Records shown →
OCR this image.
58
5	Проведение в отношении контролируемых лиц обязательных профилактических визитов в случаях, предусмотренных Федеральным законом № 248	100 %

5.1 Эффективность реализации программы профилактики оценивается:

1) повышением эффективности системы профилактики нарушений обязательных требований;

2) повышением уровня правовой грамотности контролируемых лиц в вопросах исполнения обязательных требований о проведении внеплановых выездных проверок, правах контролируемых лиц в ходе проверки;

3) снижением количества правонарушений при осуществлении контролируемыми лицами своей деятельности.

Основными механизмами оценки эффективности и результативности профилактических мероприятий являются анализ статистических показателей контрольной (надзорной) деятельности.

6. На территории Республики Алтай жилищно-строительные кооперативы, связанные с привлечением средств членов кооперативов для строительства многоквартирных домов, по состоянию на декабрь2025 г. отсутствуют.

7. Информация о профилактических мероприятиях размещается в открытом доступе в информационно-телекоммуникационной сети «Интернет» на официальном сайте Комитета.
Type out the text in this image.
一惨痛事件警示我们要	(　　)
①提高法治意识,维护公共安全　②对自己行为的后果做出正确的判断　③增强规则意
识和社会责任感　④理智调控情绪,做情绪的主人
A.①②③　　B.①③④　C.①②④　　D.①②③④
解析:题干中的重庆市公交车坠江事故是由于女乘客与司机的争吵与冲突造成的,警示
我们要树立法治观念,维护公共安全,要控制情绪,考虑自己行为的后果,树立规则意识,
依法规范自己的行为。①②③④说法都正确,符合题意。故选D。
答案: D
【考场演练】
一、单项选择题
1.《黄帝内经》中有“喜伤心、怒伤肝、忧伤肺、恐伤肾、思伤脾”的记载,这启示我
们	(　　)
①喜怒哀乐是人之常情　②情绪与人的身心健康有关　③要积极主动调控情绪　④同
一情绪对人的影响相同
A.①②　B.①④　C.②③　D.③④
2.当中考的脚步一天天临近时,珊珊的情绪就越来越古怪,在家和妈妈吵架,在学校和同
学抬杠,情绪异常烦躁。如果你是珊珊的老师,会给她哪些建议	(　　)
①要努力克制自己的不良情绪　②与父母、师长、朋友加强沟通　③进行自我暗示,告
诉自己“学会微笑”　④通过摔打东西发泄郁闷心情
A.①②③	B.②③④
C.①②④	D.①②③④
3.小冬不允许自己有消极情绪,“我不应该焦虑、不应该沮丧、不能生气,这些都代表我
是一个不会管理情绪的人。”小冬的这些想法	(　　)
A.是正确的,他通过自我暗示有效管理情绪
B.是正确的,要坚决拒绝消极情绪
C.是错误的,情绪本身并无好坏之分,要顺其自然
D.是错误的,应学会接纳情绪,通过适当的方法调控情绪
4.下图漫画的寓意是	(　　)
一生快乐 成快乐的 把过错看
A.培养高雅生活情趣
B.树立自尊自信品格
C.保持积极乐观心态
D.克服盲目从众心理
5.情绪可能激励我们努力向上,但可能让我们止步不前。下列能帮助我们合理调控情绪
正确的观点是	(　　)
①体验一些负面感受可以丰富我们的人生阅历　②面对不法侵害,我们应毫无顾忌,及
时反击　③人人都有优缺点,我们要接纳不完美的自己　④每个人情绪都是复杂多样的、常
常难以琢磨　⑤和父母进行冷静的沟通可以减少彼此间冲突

...

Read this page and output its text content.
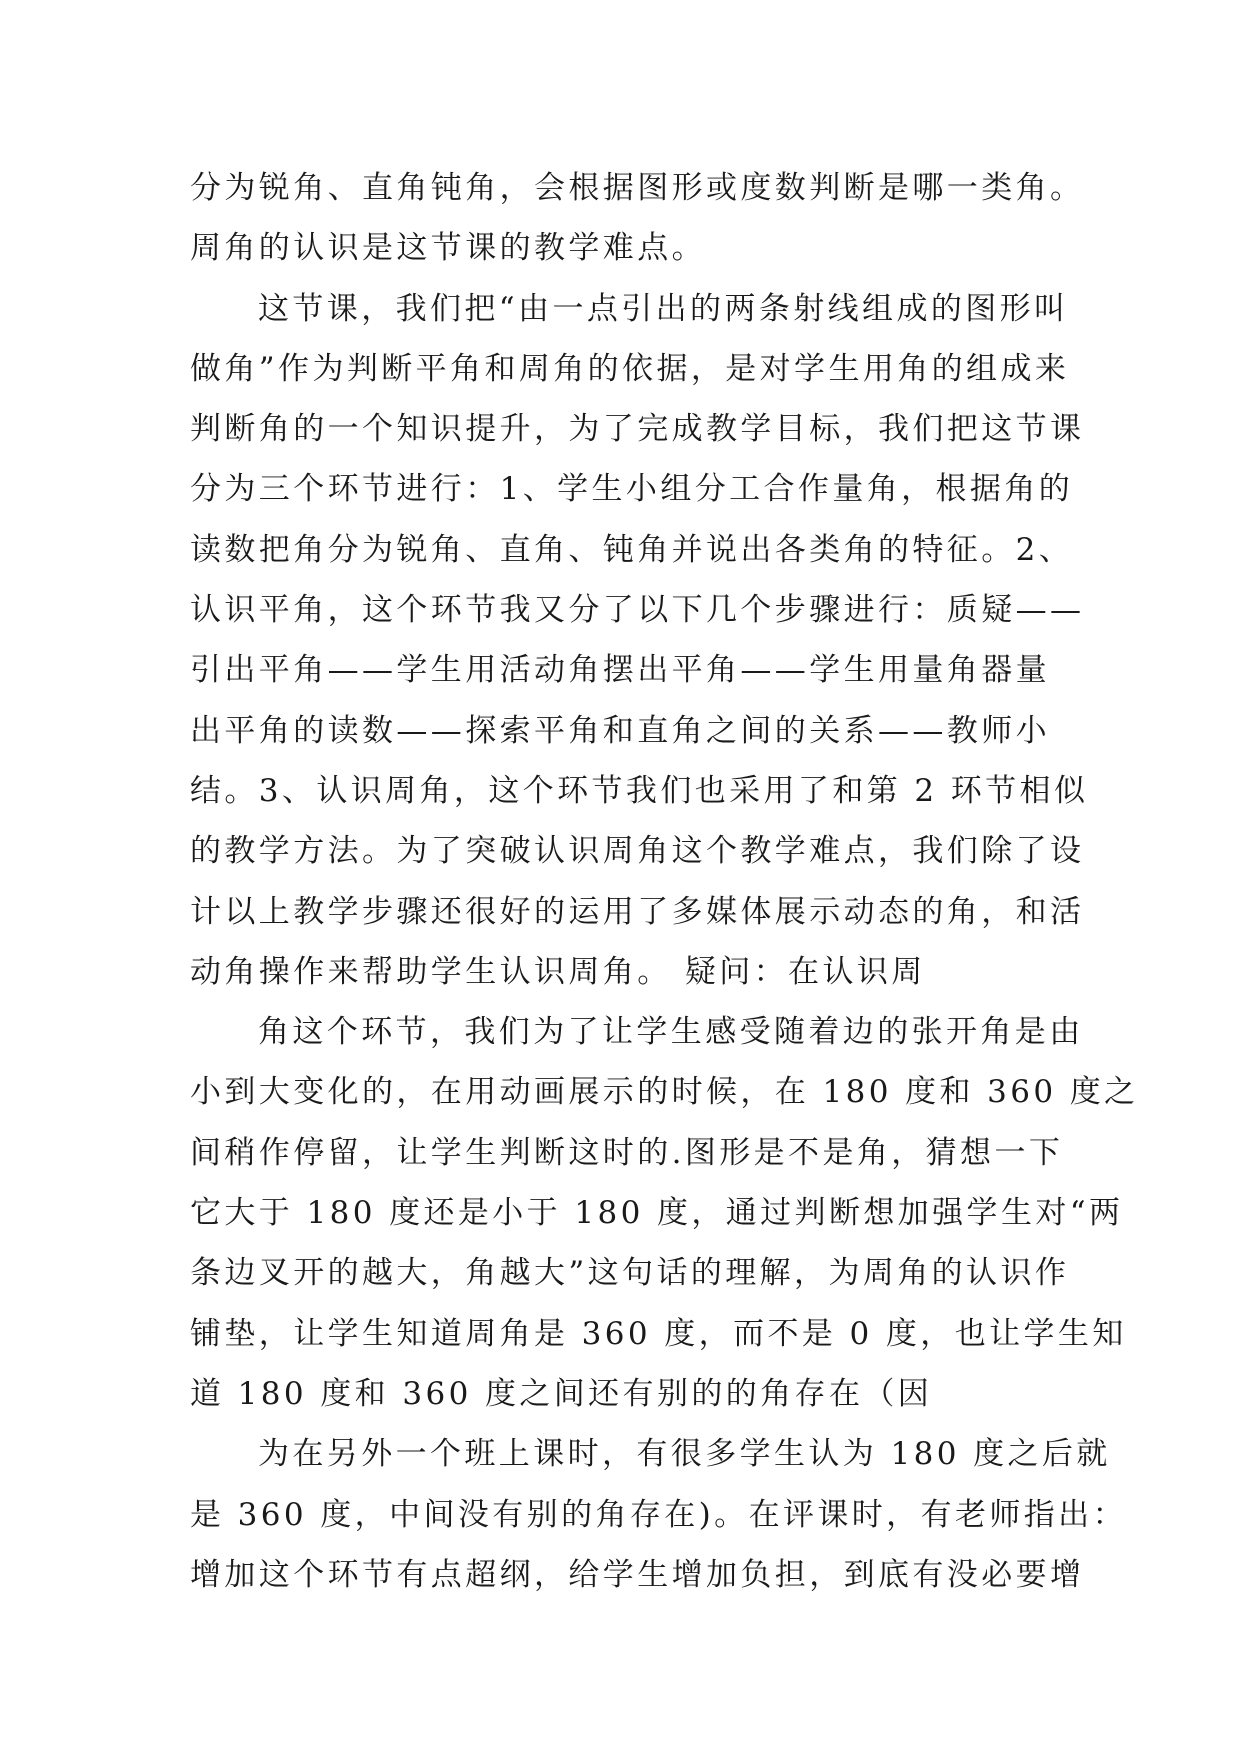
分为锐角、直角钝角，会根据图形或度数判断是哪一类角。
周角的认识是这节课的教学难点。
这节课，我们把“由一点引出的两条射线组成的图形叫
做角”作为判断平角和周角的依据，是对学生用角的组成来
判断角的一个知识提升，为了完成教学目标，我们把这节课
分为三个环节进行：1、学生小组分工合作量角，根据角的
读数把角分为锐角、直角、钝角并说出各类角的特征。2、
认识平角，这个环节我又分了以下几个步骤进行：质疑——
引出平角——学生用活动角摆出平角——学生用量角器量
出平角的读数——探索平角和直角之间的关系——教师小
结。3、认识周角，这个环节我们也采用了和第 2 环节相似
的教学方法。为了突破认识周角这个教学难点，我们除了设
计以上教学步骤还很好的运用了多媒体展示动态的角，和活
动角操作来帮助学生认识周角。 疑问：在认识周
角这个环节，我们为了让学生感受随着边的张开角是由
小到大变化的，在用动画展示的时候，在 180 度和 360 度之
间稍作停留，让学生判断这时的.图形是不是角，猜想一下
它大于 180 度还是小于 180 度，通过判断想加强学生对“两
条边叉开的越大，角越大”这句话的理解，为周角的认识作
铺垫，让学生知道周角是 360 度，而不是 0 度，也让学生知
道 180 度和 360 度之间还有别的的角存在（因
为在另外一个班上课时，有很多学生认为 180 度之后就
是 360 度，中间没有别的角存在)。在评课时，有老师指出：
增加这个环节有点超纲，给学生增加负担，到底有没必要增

Goal → In the entries above, identify every line with the word "text". Copy those lines.

Solution to this exercise →
Type out the text in this image.
Read this page and output its text content.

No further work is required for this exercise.